• ENTRIES PROVIDED:
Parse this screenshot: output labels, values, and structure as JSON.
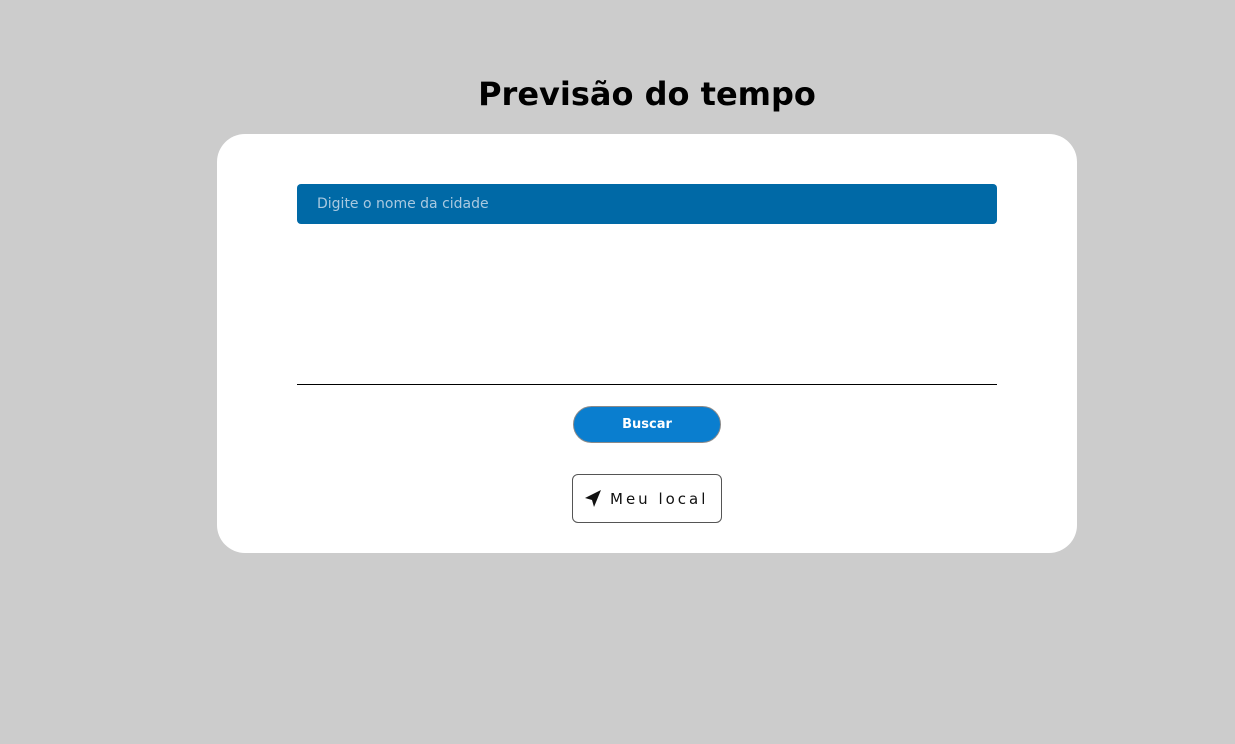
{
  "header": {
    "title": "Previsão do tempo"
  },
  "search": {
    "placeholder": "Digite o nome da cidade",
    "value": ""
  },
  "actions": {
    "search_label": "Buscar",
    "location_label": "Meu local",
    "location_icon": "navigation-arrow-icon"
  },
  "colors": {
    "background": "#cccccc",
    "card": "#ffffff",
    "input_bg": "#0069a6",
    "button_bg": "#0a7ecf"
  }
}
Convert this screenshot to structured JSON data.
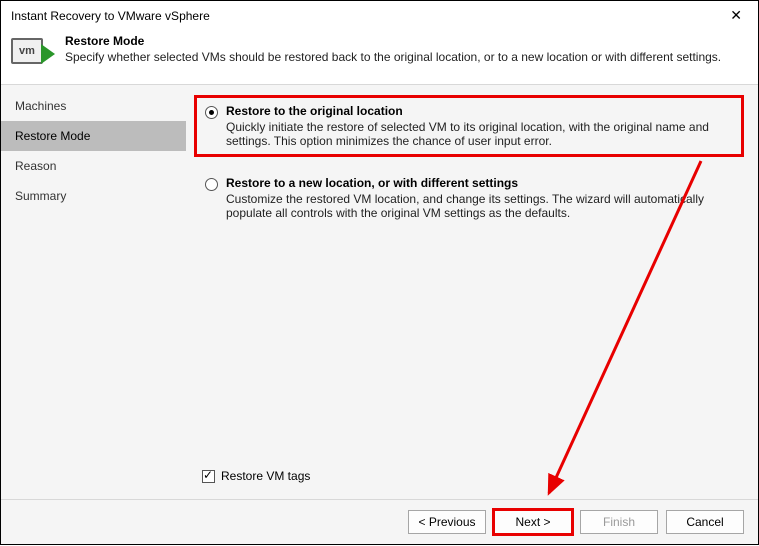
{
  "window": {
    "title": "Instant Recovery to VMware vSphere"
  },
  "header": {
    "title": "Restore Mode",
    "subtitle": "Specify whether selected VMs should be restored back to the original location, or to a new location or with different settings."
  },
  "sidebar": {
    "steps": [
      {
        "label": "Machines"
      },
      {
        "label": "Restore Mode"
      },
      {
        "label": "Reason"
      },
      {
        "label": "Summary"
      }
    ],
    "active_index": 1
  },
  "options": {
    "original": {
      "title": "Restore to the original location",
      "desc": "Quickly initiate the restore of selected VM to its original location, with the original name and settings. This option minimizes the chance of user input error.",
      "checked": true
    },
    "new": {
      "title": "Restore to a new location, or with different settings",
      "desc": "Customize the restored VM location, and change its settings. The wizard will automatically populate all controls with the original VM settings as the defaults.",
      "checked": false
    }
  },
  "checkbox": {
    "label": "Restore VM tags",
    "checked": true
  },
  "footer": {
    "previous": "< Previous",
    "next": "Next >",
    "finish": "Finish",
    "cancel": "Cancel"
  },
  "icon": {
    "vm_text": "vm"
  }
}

• YOUR INSTRUCTIONS: Using the material above, set down every line exactly, but skip the pictures.

• EXERCISE ANSWER:
Parse this screenshot: output labels, values, and structure as JSON.
{
  "header": {
    "title": "Previsão do tempo"
  },
  "search": {
    "placeholder": "Digite o nome da cidade",
    "value": ""
  },
  "actions": {
    "search_label": "Buscar",
    "location_label": "Meu local",
    "location_icon": "navigation-arrow-icon"
  },
  "colors": {
    "background": "#cccccc",
    "card": "#ffffff",
    "input_bg": "#0069a6",
    "button_bg": "#0a7ecf"
  }
}
Convert this screenshot to structured JSON data.
{
  "window": {
    "title": "Instant Recovery to VMware vSphere"
  },
  "header": {
    "title": "Restore Mode",
    "subtitle": "Specify whether selected VMs should be restored back to the original location, or to a new location or with different settings."
  },
  "sidebar": {
    "steps": [
      {
        "label": "Machines"
      },
      {
        "label": "Restore Mode"
      },
      {
        "label": "Reason"
      },
      {
        "label": "Summary"
      }
    ],
    "active_index": 1
  },
  "options": {
    "original": {
      "title": "Restore to the original location",
      "desc": "Quickly initiate the restore of selected VM to its original location, with the original name and settings. This option minimizes the chance of user input error.",
      "checked": true
    },
    "new": {
      "title": "Restore to a new location, or with different settings",
      "desc": "Customize the restored VM location, and change its settings. The wizard will automatically populate all controls with the original VM settings as the defaults.",
      "checked": false
    }
  },
  "checkbox": {
    "label": "Restore VM tags",
    "checked": true
  },
  "footer": {
    "previous": "< Previous",
    "next": "Next >",
    "finish": "Finish",
    "cancel": "Cancel"
  },
  "icon": {
    "vm_text": "vm"
  }
}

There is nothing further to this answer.